• **Given instruction**: Copy out all lines that carry the word "Joshua".

Records contained in a dataset
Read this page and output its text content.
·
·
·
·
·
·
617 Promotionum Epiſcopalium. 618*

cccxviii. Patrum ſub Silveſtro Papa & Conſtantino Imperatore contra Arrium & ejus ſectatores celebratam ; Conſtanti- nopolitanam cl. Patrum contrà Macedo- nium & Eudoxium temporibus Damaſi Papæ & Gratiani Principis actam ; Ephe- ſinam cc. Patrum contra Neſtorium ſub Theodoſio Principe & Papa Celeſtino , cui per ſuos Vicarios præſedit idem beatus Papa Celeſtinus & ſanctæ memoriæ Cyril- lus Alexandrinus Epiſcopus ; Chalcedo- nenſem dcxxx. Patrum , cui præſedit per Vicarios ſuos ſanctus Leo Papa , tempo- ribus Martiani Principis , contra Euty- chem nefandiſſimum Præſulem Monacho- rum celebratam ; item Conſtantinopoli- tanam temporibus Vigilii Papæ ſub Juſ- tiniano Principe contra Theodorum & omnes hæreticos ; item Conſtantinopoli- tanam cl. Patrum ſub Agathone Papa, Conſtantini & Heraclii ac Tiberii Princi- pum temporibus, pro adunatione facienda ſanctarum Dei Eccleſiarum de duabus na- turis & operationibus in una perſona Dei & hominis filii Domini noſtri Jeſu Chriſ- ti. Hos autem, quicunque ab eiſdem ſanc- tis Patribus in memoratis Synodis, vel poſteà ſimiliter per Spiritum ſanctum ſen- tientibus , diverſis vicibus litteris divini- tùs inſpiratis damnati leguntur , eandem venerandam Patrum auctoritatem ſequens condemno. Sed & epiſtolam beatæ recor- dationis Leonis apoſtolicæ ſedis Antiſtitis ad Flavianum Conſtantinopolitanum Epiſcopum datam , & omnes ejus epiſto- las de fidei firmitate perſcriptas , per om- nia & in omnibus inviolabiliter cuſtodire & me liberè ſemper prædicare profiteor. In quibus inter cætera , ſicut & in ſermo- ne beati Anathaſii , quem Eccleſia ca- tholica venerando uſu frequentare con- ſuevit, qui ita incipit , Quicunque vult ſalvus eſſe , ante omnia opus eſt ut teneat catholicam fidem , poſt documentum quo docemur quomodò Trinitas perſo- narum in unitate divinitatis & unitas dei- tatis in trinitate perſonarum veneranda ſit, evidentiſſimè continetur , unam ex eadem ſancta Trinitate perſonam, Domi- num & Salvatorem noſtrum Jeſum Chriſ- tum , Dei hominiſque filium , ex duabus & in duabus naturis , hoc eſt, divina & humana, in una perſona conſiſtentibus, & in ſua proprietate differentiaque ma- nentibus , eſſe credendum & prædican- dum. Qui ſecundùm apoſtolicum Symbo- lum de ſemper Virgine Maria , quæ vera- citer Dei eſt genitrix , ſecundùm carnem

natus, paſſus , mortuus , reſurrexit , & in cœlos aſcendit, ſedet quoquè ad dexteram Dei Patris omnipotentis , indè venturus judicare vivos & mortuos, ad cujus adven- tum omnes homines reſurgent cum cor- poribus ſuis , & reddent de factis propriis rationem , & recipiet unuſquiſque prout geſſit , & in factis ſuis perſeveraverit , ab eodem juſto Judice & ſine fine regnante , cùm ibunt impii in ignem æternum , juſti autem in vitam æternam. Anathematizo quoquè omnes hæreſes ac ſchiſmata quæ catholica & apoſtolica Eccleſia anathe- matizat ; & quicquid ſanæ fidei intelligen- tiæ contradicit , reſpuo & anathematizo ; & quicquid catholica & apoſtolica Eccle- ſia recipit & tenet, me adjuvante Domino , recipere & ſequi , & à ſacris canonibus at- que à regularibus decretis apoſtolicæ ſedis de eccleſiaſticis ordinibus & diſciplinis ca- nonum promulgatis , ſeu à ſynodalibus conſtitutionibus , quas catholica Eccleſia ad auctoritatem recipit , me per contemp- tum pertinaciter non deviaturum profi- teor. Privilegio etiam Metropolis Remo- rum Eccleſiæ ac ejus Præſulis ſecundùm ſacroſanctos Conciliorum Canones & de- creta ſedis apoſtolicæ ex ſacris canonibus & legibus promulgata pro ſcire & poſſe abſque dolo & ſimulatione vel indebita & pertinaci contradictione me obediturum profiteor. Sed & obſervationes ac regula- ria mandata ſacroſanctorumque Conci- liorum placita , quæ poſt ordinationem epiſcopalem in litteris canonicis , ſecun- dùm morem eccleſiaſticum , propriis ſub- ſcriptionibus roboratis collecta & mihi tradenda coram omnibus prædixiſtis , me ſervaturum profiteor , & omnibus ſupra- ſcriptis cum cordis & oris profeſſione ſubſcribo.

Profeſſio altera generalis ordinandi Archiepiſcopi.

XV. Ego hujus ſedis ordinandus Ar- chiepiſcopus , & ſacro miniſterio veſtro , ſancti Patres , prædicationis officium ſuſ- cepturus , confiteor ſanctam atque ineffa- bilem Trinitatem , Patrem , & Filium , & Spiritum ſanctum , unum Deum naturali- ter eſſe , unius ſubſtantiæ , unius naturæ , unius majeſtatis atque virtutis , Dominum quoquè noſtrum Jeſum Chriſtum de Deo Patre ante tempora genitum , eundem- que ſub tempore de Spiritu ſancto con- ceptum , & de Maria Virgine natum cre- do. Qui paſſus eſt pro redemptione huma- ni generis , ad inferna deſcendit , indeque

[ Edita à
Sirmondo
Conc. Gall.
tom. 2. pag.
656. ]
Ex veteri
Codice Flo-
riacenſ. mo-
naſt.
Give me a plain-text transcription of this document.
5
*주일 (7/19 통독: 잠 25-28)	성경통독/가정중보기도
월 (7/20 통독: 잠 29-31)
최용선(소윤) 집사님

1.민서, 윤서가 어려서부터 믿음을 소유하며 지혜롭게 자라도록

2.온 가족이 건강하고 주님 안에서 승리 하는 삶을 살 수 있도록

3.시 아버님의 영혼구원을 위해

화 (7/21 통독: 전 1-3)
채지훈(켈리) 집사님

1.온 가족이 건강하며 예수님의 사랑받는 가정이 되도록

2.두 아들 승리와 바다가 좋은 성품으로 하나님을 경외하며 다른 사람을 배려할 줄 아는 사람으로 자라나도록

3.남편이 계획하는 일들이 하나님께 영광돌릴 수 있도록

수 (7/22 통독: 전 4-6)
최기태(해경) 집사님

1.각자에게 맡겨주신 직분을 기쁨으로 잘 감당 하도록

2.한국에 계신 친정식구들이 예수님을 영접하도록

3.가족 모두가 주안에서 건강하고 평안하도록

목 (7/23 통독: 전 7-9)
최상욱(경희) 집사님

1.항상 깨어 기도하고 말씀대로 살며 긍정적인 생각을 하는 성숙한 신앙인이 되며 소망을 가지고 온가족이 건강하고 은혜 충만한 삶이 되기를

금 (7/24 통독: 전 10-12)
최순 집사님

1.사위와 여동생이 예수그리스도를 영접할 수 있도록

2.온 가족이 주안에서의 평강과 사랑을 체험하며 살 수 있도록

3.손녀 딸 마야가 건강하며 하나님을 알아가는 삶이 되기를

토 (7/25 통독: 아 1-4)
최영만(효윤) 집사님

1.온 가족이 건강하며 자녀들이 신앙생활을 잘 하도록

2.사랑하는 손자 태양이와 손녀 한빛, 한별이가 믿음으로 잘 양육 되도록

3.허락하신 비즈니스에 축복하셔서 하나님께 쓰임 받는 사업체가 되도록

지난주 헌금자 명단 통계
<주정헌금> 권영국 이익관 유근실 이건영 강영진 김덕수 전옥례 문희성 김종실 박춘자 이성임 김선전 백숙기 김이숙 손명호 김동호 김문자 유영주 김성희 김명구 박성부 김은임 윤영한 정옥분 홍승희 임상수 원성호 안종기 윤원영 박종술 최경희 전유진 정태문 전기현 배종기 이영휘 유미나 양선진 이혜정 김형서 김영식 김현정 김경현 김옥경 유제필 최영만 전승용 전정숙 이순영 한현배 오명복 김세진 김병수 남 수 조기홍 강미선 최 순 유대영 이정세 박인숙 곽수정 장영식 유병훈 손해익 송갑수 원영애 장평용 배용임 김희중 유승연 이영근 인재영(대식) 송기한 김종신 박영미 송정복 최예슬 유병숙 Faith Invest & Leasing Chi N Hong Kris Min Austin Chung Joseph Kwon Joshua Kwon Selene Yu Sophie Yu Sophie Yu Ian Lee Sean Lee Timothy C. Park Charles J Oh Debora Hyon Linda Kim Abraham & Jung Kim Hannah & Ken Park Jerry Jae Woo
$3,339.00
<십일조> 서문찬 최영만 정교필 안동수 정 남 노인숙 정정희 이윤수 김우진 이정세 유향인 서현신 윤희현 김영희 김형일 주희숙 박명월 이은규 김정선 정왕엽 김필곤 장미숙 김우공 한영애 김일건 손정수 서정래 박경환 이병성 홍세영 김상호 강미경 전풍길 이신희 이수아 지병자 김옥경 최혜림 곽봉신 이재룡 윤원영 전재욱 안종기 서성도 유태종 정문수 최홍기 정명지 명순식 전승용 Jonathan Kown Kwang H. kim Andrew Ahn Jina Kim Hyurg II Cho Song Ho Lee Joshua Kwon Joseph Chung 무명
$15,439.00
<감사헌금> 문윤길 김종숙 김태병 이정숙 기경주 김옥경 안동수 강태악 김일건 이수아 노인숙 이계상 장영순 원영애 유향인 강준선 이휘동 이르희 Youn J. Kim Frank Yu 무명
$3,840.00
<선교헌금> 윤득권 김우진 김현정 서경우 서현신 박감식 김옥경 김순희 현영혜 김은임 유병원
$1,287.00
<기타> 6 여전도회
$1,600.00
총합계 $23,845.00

• **Written answer**:
<주정헌금> 권영국 이익관 유근실 이건영 강영진 김덕수 전옥례 문희성 김종실 박춘자 이성임 김선전 백숙기 김이숙 손명호 김동호 김문자 유영주 김성희 김명구 박성부 김은임 윤영한 정옥분 홍승희 임상수 원성호 안종기 윤원영 박종술 최경희 전유진 정태문 전기현 배종기 이영휘 유미나 양선진 이혜정 김형서 김영식 김현정 김경현 김옥경 유제필 최영만 전승용 전정숙 이순영 한현배 오명복 김세진 김병수 남 수 조기홍 강미선 최 순 유대영 이정세 박인숙 곽수정 장영식 유병훈 손해익 송갑수 원영애 장평용 배용임 김희중 유승연 이영근 인재영(대식) 송기한 김종신 박영미 송정복 최예슬 유병숙 Faith Invest & Leasing Chi N Hong Kris Min Austin Chung Joseph Kwon Joshua Kwon Selene Yu Sophie Yu Sophie Yu Ian Lee Sean Lee Timothy C. Park Charles J Oh Debora Hyon Linda Kim Abraham & Jung Kim Hannah & Ken Park Jerry Jae Woo
<십일조> 서문찬 최영만 정교필 안동수 정 남 노인숙 정정희 이윤수 김우진 이정세 유향인 서현신 윤희현 김영희 김형일 주희숙 박명월 이은규 김정선 정왕엽 김필곤 장미숙 김우공 한영애 김일건 손정수 서정래 박경환 이병성 홍세영 김상호 강미경 전풍길 이신희 이수아 지병자 김옥경 최혜림 곽봉신 이재룡 윤원영 전재욱 안종기 서성도 유태종 정문수 최홍기 정명지 명순식 전승용 Jonathan Kown Kwang H. kim Andrew Ahn Jina Kim Hyurg II Cho Song Ho Lee Joshua Kwon Joseph Chung 무명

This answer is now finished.